■ Set task A: In the meal kit review, swap "seared duck" for "roast chicken" and give the passage between "The new menu" and "span multiple continents.", inclusive.

■ Quoted passage:
You can choose anywhere from two to six recipes a week, to serve two, four, or six people. The more you order, the less expensive each meal will be. Shipping will likely be waived for your introductory box, but is otherwise $11 per week.

But if ordering is straightforward, the box when it arrives is far less organized than some other top-line kits, which tend to package each meal separately in little bags. Marley's ingredients arrive much like they would from a grocery store, with veggies on top and meat on the bottom, by the ice pack.

This cuts down a little on packaging waste, but it means a lot of foraging through your box if you order four or more recipes. You might devote significant work to hunting down faint and tiny print on tiny packages, wondering whether you're looking at chopped figs, currants, or dates. The same goes for individually packed herbs or multiples of greens. You may also end up wondering how many soy sauce or tamari packets, or cloves of garlic, were meant to go to each recipe.

The packets also aren't earmarked for easy opening, which means you'll be making ample use of scissors or knives, over and over, for each ingredient. Other meal kits I've tried make this easier. This lack of logistics and packing likely does help keep Marley's costs low on large orders, while other meal kits have raised their prices. But you'll notice the inconvenience.

A bright point on Marley's updated menu is a newfound devotion to international cuisine.

The best-designed recipes offered by Marley Spoon were almost always the ones that said “Martha's Best” on them. These are mostly classic-feeling Old World or New American recipes, like a creamy mushroom chicken with a dijon-paprika pan sauce that felt passed down from a Hungarian grandmother.

These old-school Marley Spoon recipes are long on good technique and good advice. To me, they formed the core of what made the meal kit so good. Marley meant reductions, pan sauces, and deglazing. It meant timing ingredients appropriately. That classic European-influenced fare, I wrote last year, was “delicious in a way that reminded me of the generation of foods I’d grown up with: gentle, rich, tangy, earthy, yet no spicier than ripe garlic.”

The new menu still contains those classics, including seared duck or beef ravioli. But these have increasingly been augmented with a new and welcome variety of meals that span multiple continents.

■ Available records:
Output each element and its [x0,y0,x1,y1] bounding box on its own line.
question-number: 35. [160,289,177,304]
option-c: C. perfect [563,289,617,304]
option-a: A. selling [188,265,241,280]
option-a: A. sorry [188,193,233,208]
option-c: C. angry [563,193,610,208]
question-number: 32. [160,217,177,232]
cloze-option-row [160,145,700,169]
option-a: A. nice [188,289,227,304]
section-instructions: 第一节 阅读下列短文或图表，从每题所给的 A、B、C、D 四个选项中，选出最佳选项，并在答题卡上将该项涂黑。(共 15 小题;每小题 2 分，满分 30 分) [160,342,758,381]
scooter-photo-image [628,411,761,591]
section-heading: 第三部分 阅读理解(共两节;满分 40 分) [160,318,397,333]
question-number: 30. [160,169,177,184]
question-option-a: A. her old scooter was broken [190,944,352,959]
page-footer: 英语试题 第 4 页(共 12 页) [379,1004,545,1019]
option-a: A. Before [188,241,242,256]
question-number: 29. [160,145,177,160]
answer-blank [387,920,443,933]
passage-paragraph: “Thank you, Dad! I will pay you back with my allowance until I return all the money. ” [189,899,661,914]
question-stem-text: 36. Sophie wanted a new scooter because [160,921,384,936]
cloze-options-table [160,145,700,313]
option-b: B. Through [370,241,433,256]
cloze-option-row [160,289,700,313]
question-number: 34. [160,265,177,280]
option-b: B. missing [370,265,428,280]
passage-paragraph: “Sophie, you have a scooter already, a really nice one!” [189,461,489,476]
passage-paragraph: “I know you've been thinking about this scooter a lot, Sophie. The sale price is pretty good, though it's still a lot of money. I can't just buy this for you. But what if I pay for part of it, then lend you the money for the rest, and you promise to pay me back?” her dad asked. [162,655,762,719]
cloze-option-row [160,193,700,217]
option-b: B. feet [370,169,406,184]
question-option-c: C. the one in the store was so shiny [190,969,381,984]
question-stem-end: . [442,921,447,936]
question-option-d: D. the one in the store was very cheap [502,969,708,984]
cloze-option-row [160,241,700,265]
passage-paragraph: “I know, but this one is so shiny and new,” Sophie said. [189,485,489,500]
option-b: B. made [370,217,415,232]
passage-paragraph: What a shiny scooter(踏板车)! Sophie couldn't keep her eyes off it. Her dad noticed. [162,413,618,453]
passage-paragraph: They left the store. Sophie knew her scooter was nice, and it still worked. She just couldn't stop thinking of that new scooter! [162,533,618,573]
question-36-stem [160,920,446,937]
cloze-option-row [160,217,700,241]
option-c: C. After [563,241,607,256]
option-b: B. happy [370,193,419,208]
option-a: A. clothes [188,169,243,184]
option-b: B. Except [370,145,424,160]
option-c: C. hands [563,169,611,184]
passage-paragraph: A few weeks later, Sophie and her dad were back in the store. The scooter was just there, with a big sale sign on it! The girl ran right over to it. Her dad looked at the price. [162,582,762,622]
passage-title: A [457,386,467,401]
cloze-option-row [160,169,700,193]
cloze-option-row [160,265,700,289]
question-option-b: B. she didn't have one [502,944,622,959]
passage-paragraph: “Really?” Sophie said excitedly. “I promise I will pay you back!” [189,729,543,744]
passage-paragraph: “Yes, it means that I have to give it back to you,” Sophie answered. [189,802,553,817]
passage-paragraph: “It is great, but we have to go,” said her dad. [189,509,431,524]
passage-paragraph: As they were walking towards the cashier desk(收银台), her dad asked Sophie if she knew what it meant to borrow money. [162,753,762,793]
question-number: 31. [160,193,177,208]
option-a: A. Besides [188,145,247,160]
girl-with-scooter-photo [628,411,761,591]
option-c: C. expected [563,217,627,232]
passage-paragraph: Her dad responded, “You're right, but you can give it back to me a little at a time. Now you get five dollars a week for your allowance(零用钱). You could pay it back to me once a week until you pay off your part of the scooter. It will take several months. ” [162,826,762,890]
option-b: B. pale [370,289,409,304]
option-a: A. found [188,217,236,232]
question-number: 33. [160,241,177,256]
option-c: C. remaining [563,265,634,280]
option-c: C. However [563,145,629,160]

■ Set task B: Turn the listing lines from the start of the listing through the line containing "have a scooter", inclusive, into a Markdown table with the columns "Row" and "Line", leaving out blank lines.

■ Response A:
The new menu still contains those classics, including roast chicken or beef ravioli. But these have increasingly been augmented with a new and welcome variety of meals that span multiple continents.

■ Response B:
| Row | Line |
|---|---|
| 1 | Output each element and its [x0,y0,x1,y1] bounding box on its own line. |
| 2 | question-number: 35. [160,289,177,304] |
| 3 | option-c: C. perfect [563,289,617,304] |
| 4 | option-a: A. selling [188,265,241,280] |
| 5 | option-a: A. sorry [188,193,233,208] |
| 6 | option-c: C. angry [563,193,610,208] |
| 7 | question-number: 32. [160,217,177,232] |
| 8 | cloze-option-row [160,145,700,169] |
| 9 | option-a: A. nice [188,289,227,304] |
| 10 | section-instructions: 第一节 阅读下列短文或图表，从每题所给的 A、B、C、D 四个选项中，选出最佳选项，并在答题卡上将该项涂黑。(共 15 小题;每小题 2 分，满分 30 分) [160,342,758,381] |
| 11 | scooter-photo-image [628,411,761,591] |
| 12 | section-heading: 第三部分 阅读理解(共两节;满分 40 分) [160,318,397,333] |
| 13 | question-number: 30. [160,169,177,184] |
| 14 | question-option-a: A. her old scooter was broken [190,944,352,959] |
| 15 | page-footer: 英语试题 第 4 页(共 12 页) [379,1004,545,1019] |
| 16 | option-a: A. Before [188,241,242,256] |
| 17 | question-number: 29. [160,145,177,160] |
| 18 | answer-blank [387,920,443,933] |
| 19 | passage-paragraph: “Thank you, Dad! I will pay you back with my allowance until I return all the money. ” [189,899,661,914] |
| 20 | question-stem-text: 36. Sophie wanted a new scooter because [160,921,384,936] |
| 21 | cloze-options-table [160,145,700,313] |
| 22 | option-b: B. Through [370,241,433,256] |
| 23 | cloze-option-row [160,289,700,313] |
| 24 | question-number: 34. [160,265,177,280] |
| 25 | option-b: B. missing [370,265,428,280] |
| 26 | passage-paragraph: “Sophie, you have a scooter already, a really nice one!” [189,461,489,476] |